AIM OF THE EXERCISE: Copy each line containing the word "true" from the records that follow, please.

Records from a collection of figures:

"""

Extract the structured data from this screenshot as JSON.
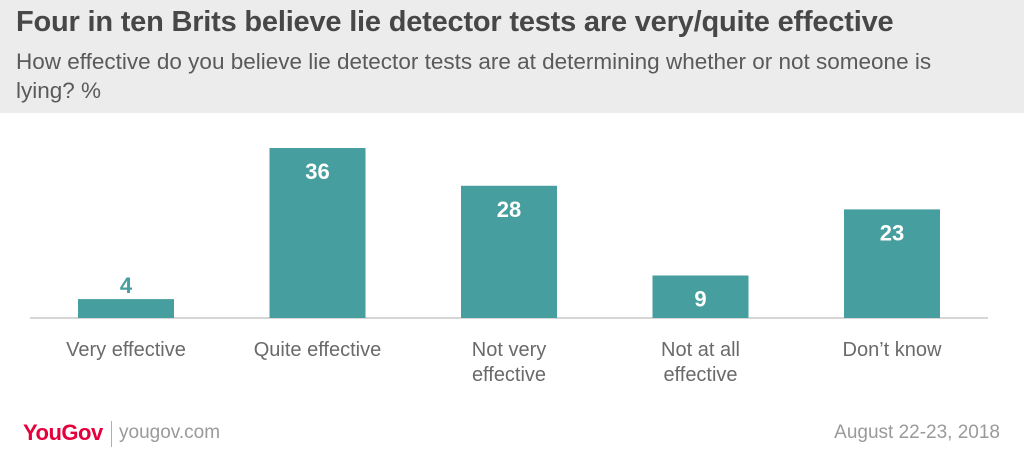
{
  "header": {
    "title": "Four in ten Brits believe lie detector tests are very/quite effective",
    "subtitle": "How effective do you believe lie detector tests are at determining whether or not someone is lying? %"
  },
  "chart_data": {
    "type": "bar",
    "categories": [
      [
        "Very effective"
      ],
      [
        "Quite effective"
      ],
      [
        "Not very",
        "effective"
      ],
      [
        "Not at all",
        "effective"
      ],
      [
        "Don’t know"
      ]
    ],
    "values": [
      4,
      36,
      28,
      9,
      23
    ],
    "title": "Four in ten Brits believe lie detector tests are very/quite effective",
    "xlabel": "",
    "ylabel": "",
    "ylim": [
      0,
      36
    ],
    "grid": false,
    "bar_color": "#479e9e",
    "label_color": "#ffffff",
    "small_label_color": "#479e9e"
  },
  "footer": {
    "logo": "YouGov",
    "site": "yougov.com",
    "date": "August 22-23, 2018"
  },
  "colors": {
    "header_bg": "#ececec",
    "brand": "#e4003b",
    "bar": "#479e9e"
  }
}
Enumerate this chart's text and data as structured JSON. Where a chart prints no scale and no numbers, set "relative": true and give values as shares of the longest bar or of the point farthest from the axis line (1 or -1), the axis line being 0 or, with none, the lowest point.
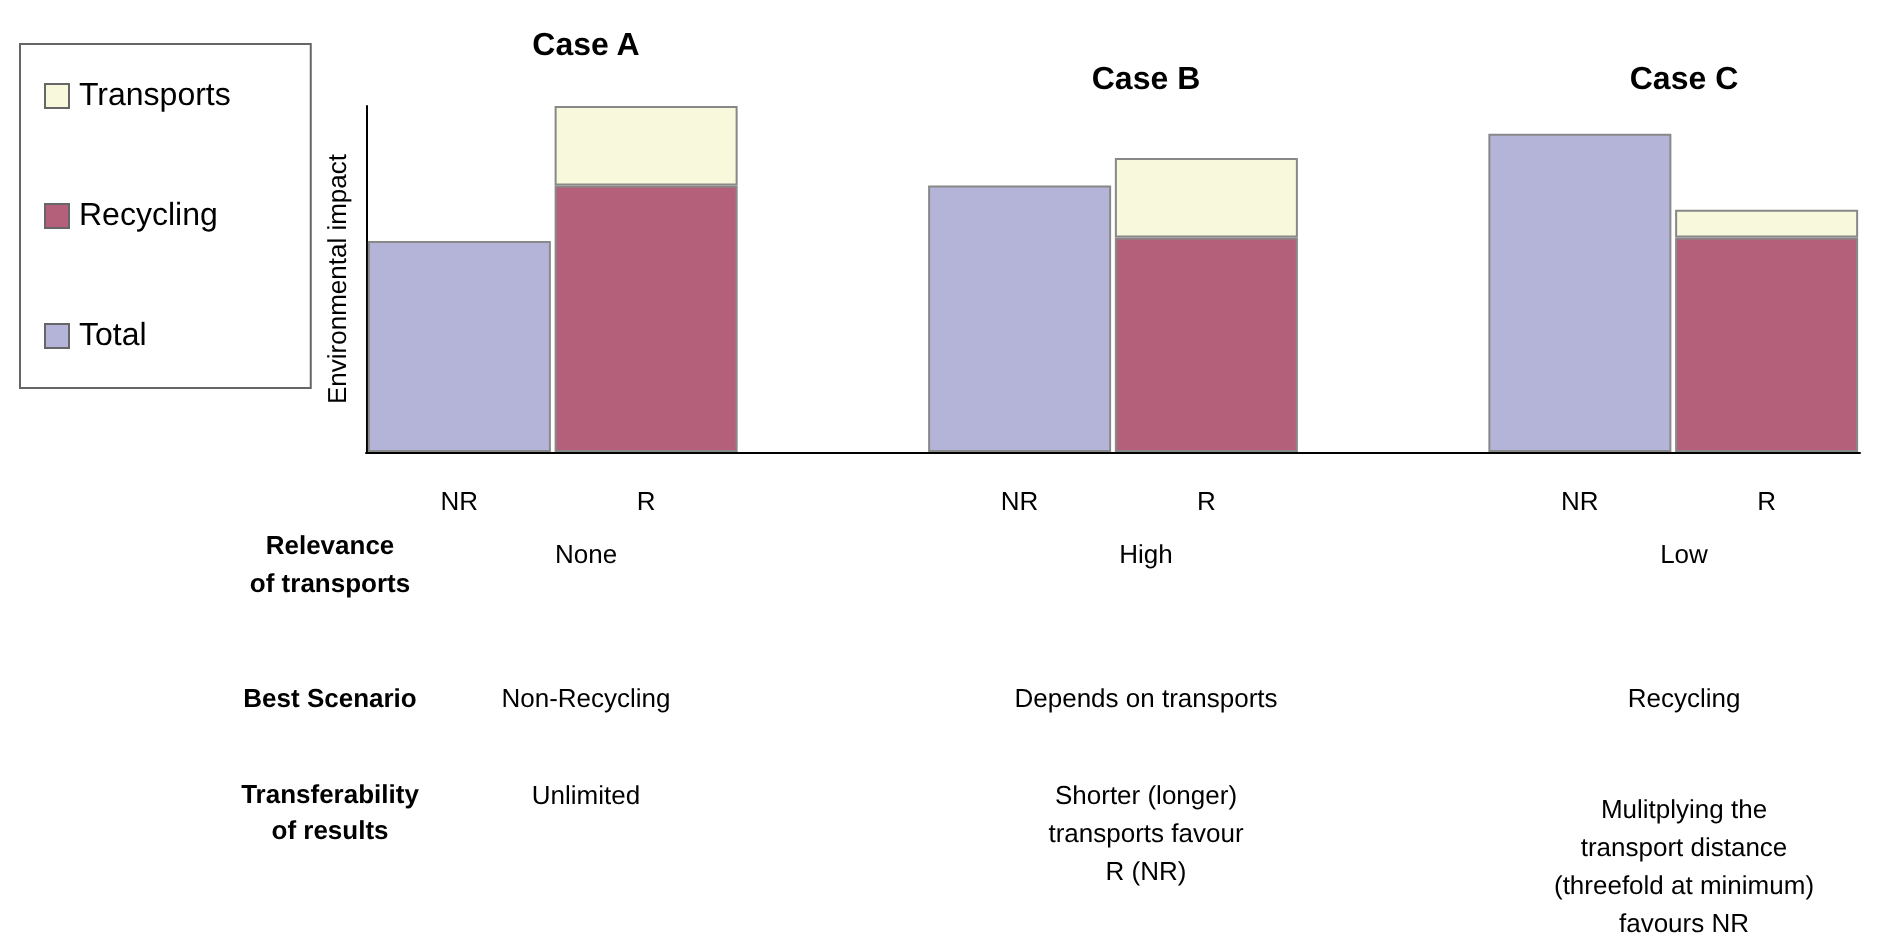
{
  "chart_data": {
    "type": "bar",
    "stacked": true,
    "relative": true,
    "ylabel": "Environmental impact",
    "categories": [
      "NR",
      "R",
      null,
      "NR",
      "R",
      null,
      "NR",
      "R"
    ],
    "series": [
      {
        "name": "Total",
        "color": "#b4b4d8",
        "values": [
          0.61,
          null,
          null,
          0.77,
          null,
          null,
          0.92,
          null
        ]
      },
      {
        "name": "Recycling",
        "color": "#b5607a",
        "values": [
          null,
          0.77,
          null,
          null,
          0.62,
          null,
          null,
          0.62
        ]
      },
      {
        "name": "Transports",
        "color": "#f8f8dc",
        "values": [
          null,
          0.23,
          null,
          null,
          0.23,
          null,
          null,
          0.08
        ]
      }
    ],
    "legend": "left",
    "grid": false,
    "annotations": [
      "Case A",
      "Case B",
      "Case C",
      "Relevance\nof transports",
      "None",
      "High",
      "Low",
      "Best Scenario",
      "Non-Recycling",
      "Depends on transports",
      "Recycling",
      "Transferability\nof results",
      "Unlimited",
      "Shorter (longer)\ntransports favour\nR (NR)",
      "Mulitplying the\ntransport distance\n(threefold at minimum)\nfavours NR"
    ]
  }
}
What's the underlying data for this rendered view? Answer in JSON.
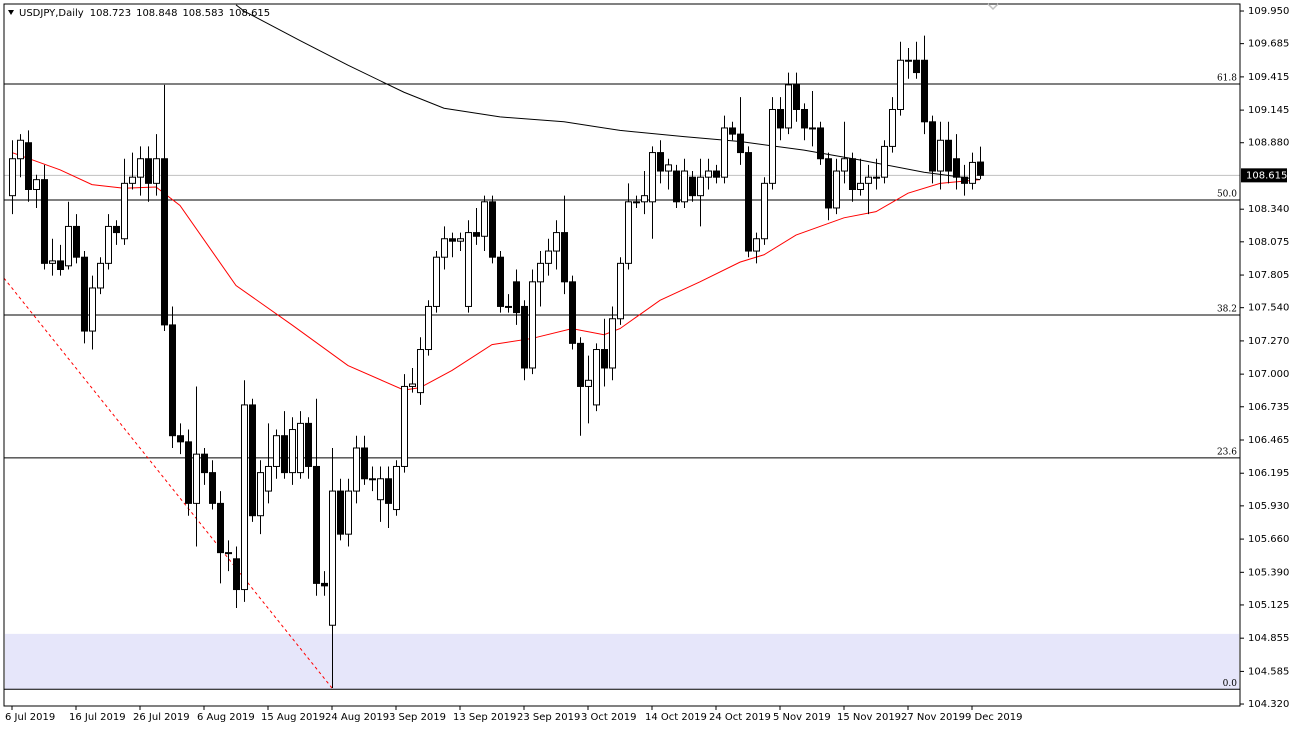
{
  "chart_data": {
    "type": "candlestick",
    "symbol": "USDJPY,Daily",
    "categories": [
      "6 Jul 2019",
      null,
      null,
      null,
      null,
      null,
      null,
      null,
      "16 Jul 2019",
      null,
      null,
      null,
      null,
      null,
      null,
      null,
      "26 Jul 2019",
      null,
      null,
      null,
      null,
      null,
      null,
      null,
      "6 Aug 2019",
      null,
      null,
      null,
      null,
      null,
      null,
      null,
      "15 Aug 2019",
      null,
      null,
      null,
      null,
      null,
      null,
      null,
      "24 Aug 2019",
      null,
      null,
      null,
      null,
      null,
      null,
      null,
      "3 Sep 2019",
      null,
      null,
      null,
      null,
      null,
      null,
      null,
      "13 Sep 2019",
      null,
      null,
      null,
      null,
      null,
      null,
      null,
      "23 Sep 2019",
      null,
      null,
      null,
      null,
      null,
      null,
      null,
      "3 Oct 2019",
      null,
      null,
      null,
      null,
      null,
      null,
      null,
      "14 Oct 2019",
      null,
      null,
      null,
      null,
      null,
      null,
      null,
      "24 Oct 2019",
      null,
      null,
      null,
      null,
      null,
      null,
      null,
      "5 Nov 2019",
      null,
      null,
      null,
      null,
      null,
      null,
      null,
      "15 Nov 2019",
      null,
      null,
      null,
      null,
      null,
      null,
      null,
      "27 Nov 2019",
      null,
      null,
      null,
      null,
      null,
      null,
      null,
      "9 Dec 2019",
      null
    ],
    "open": [
      108.45,
      108.75,
      108.88,
      108.5,
      108.58,
      107.9,
      107.92,
      107.88,
      108.2,
      107.95,
      107.35,
      107.7,
      107.9,
      108.2,
      108.1,
      108.55,
      108.6,
      108.75,
      108.55,
      108.75,
      107.4,
      106.5,
      106.45,
      105.95,
      106.35,
      106.2,
      105.95,
      105.55,
      105.5,
      105.25,
      106.75,
      105.85,
      106.05,
      106.25,
      106.5,
      106.2,
      106.2,
      106.6,
      106.25,
      105.3,
      104.96,
      106.05,
      105.7,
      106.05,
      106.4,
      106.15,
      105.98,
      106.15,
      105.9,
      106.25,
      106.9,
      106.85,
      107.2,
      107.55,
      107.95,
      108.1,
      108.08,
      107.55,
      108.15,
      108.12,
      108.4,
      107.95,
      107.55,
      107.75,
      107.55,
      107.05,
      107.75,
      107.9,
      108.0,
      108.15,
      107.75,
      107.25,
      106.9,
      106.75,
      107.2,
      107.05,
      107.45,
      107.9,
      108.4,
      108.4,
      108.4,
      108.8,
      108.65,
      108.65,
      108.4,
      108.6,
      108.45,
      108.6,
      108.65,
      108.6,
      109.0,
      108.95,
      108.8,
      108.0,
      108.1,
      108.55,
      109.15,
      109.0,
      109.35,
      109.15,
      109.0,
      109.0,
      108.75,
      108.35,
      108.65,
      108.75,
      108.5,
      108.55,
      108.6,
      108.6,
      108.85,
      109.15,
      109.55,
      109.55,
      109.55,
      109.05,
      108.65,
      108.9,
      108.75,
      108.6,
      108.55,
      108.723
    ],
    "high": [
      108.9,
      108.95,
      108.98,
      108.62,
      108.7,
      108.1,
      108.05,
      108.4,
      108.3,
      108.0,
      107.8,
      107.95,
      108.3,
      108.25,
      108.75,
      108.8,
      108.85,
      108.85,
      108.95,
      109.35,
      107.55,
      106.6,
      106.55,
      106.9,
      106.4,
      106.3,
      106.05,
      105.65,
      105.6,
      106.95,
      106.8,
      106.3,
      106.6,
      106.55,
      106.7,
      106.65,
      106.7,
      106.65,
      106.8,
      105.4,
      106.4,
      106.15,
      106.15,
      106.5,
      106.5,
      106.25,
      106.25,
      106.25,
      106.3,
      107.0,
      107.05,
      107.3,
      107.6,
      108.0,
      108.2,
      108.15,
      108.15,
      108.25,
      108.35,
      108.45,
      108.45,
      108.0,
      107.65,
      107.85,
      107.6,
      107.85,
      108.0,
      108.1,
      108.25,
      108.45,
      107.8,
      107.3,
      107.15,
      107.25,
      107.45,
      107.55,
      107.95,
      108.55,
      108.45,
      108.65,
      108.85,
      108.9,
      108.75,
      108.7,
      108.75,
      108.65,
      108.75,
      108.75,
      108.7,
      109.1,
      109.05,
      109.25,
      108.85,
      108.15,
      108.6,
      109.25,
      109.25,
      109.45,
      109.45,
      109.2,
      109.3,
      109.05,
      108.8,
      108.75,
      109.05,
      108.8,
      108.75,
      108.7,
      108.75,
      108.9,
      109.25,
      109.7,
      109.65,
      109.7,
      109.75,
      109.1,
      109.05,
      109.05,
      108.95,
      108.7,
      108.8,
      108.848
    ],
    "low": [
      108.3,
      108.6,
      108.4,
      108.35,
      107.85,
      107.8,
      107.8,
      107.85,
      107.9,
      107.25,
      107.2,
      107.65,
      107.85,
      108.05,
      108.05,
      108.5,
      108.45,
      108.4,
      108.45,
      107.35,
      106.4,
      106.35,
      105.85,
      105.6,
      106.1,
      105.9,
      105.3,
      105.4,
      105.1,
      105.15,
      105.8,
      105.7,
      105.95,
      106.15,
      106.15,
      106.1,
      106.15,
      106.15,
      105.2,
      105.2,
      104.45,
      105.65,
      105.6,
      105.95,
      106.1,
      106.05,
      105.8,
      105.75,
      105.85,
      106.2,
      106.85,
      106.75,
      107.15,
      107.5,
      107.85,
      107.95,
      108.0,
      107.5,
      108.05,
      108.0,
      107.9,
      107.5,
      107.5,
      107.4,
      106.95,
      107.0,
      107.55,
      107.8,
      107.85,
      107.65,
      107.2,
      106.5,
      106.6,
      106.7,
      106.9,
      106.95,
      107.4,
      107.85,
      108.35,
      108.3,
      108.1,
      108.55,
      108.5,
      108.35,
      108.35,
      108.4,
      108.2,
      108.5,
      108.55,
      108.55,
      108.9,
      108.7,
      107.95,
      107.9,
      108.05,
      108.5,
      108.9,
      108.95,
      109.05,
      108.9,
      108.85,
      108.7,
      108.25,
      108.3,
      108.55,
      108.4,
      108.45,
      108.3,
      108.5,
      108.55,
      108.8,
      109.1,
      109.4,
      109.4,
      108.95,
      108.55,
      108.5,
      108.55,
      108.5,
      108.45,
      108.5,
      108.583
    ],
    "close": [
      108.75,
      108.9,
      108.5,
      108.58,
      107.9,
      107.92,
      107.85,
      108.2,
      107.95,
      107.35,
      107.7,
      107.9,
      108.2,
      108.15,
      108.55,
      108.6,
      108.75,
      108.55,
      108.75,
      107.4,
      106.5,
      106.45,
      105.95,
      106.35,
      106.2,
      105.95,
      105.55,
      105.55,
      105.25,
      106.75,
      105.85,
      106.2,
      106.25,
      106.5,
      106.2,
      106.55,
      106.6,
      106.25,
      105.3,
      105.28,
      106.05,
      105.7,
      106.05,
      106.4,
      106.15,
      106.15,
      106.15,
      105.95,
      106.25,
      106.9,
      106.92,
      107.2,
      107.55,
      107.95,
      108.1,
      108.08,
      108.1,
      108.15,
      108.12,
      108.4,
      107.95,
      107.55,
      107.55,
      107.5,
      107.05,
      107.75,
      107.9,
      108.0,
      108.15,
      107.75,
      107.25,
      106.9,
      106.95,
      107.2,
      107.05,
      107.45,
      107.9,
      108.4,
      108.4,
      108.45,
      108.8,
      108.65,
      108.7,
      108.4,
      108.65,
      108.45,
      108.6,
      108.65,
      108.6,
      109.0,
      108.95,
      108.8,
      108.0,
      108.1,
      108.55,
      109.15,
      109.0,
      109.35,
      109.15,
      109.0,
      109.0,
      108.75,
      108.35,
      108.65,
      108.75,
      108.5,
      108.55,
      108.6,
      108.6,
      108.85,
      109.15,
      109.55,
      109.55,
      109.45,
      109.05,
      108.65,
      108.9,
      108.65,
      108.6,
      108.55,
      108.72,
      108.615
    ],
    "up_color": "#ffffff",
    "down_color": "#000000",
    "moving_averages": [
      {
        "color": "#ff0000",
        "x": [
          0,
          6,
          10,
          14,
          18,
          21,
          28,
          35,
          42,
          49,
          51,
          55,
          60,
          65,
          70,
          74,
          76,
          81,
          86,
          91,
          94,
          98,
          104,
          108,
          112,
          116,
          121
        ],
        "values": [
          108.8,
          108.66,
          108.54,
          108.51,
          108.52,
          108.37,
          107.72,
          107.4,
          107.07,
          106.87,
          106.89,
          107.03,
          107.24,
          107.29,
          107.37,
          107.32,
          107.37,
          107.6,
          107.75,
          107.91,
          107.97,
          108.13,
          108.27,
          108.32,
          108.47,
          108.55,
          108.58
        ]
      },
      {
        "color": "#000000",
        "x": [
          28,
          29,
          36,
          42,
          49,
          54,
          61,
          69,
          76,
          84,
          91,
          99,
          106,
          114,
          121
        ],
        "values": [
          110.0,
          109.95,
          109.71,
          109.51,
          109.29,
          109.16,
          109.09,
          109.05,
          108.98,
          108.93,
          108.89,
          108.82,
          108.74,
          108.64,
          108.58
        ]
      }
    ],
    "trendline": {
      "color": "#ff0000",
      "x": [
        -1,
        40
      ],
      "values": [
        107.78,
        104.45
      ]
    },
    "fib_levels": [
      {
        "label": "61.8",
        "price": 109.357
      },
      {
        "label": "50.0",
        "price": 108.415
      },
      {
        "label": "38.2",
        "price": 107.48
      },
      {
        "label": "23.6",
        "price": 106.32
      },
      {
        "label": "0.0",
        "price": 104.44
      }
    ],
    "zone": {
      "from": 104.44,
      "to": 104.89,
      "color": "#e6e6fa"
    },
    "ylim": [
      104.304,
      110.007
    ],
    "yticks": [
      {
        "value": 109.95,
        "label": "109.950"
      },
      109.685,
      109.415,
      109.145,
      {
        "value": 108.88,
        "label": "108.880"
      },
      {
        "value": 108.34,
        "label": "108.340"
      },
      108.075,
      107.805,
      {
        "value": 107.54,
        "label": "107.540"
      },
      {
        "value": 107.27,
        "label": "107.270"
      },
      {
        "value": 107.0,
        "label": "107.000"
      },
      106.735,
      106.465,
      106.195,
      {
        "value": 105.93,
        "label": "105.930"
      },
      {
        "value": 105.66,
        "label": "105.660"
      },
      {
        "value": 105.39,
        "label": "105.390"
      },
      105.125,
      104.855,
      104.585,
      {
        "value": 104.32,
        "label": "104.320"
      }
    ]
  }
}
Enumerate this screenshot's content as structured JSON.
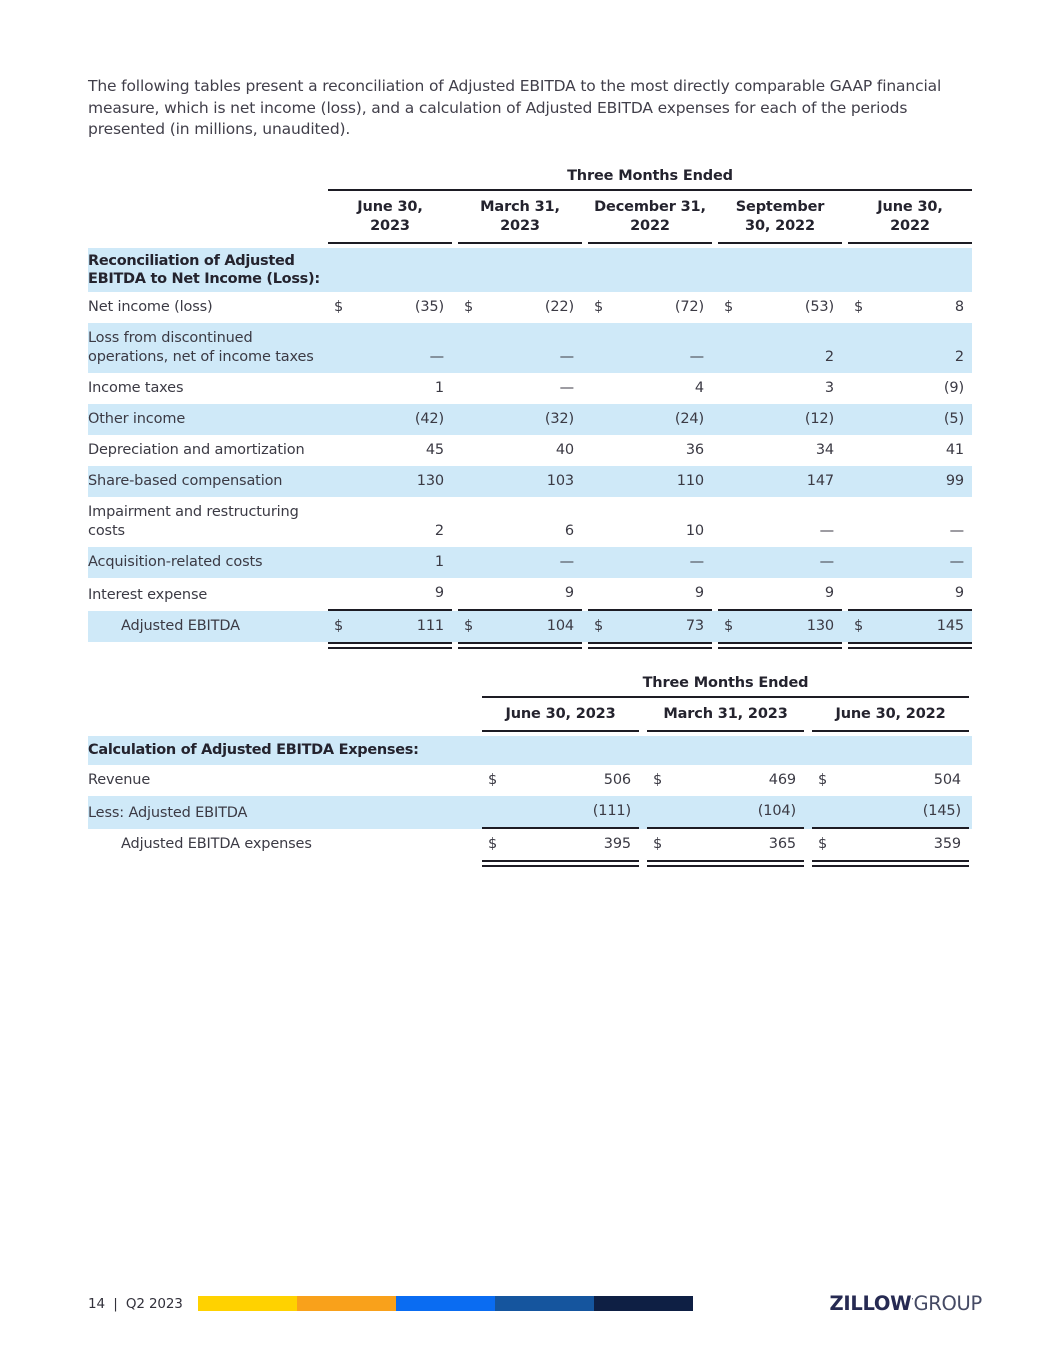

"""

COMPLETED TASK:
Enumerate this chart's text and data as structured JSON. Where a chart prints no scale and no numbers, set "relative": true and give values as shares of the longest bar or of the point farthest from the axis line (1 or -1), the axis line being 0 or, with none, the lowest point.
    "stacked": true,
    "relative": true,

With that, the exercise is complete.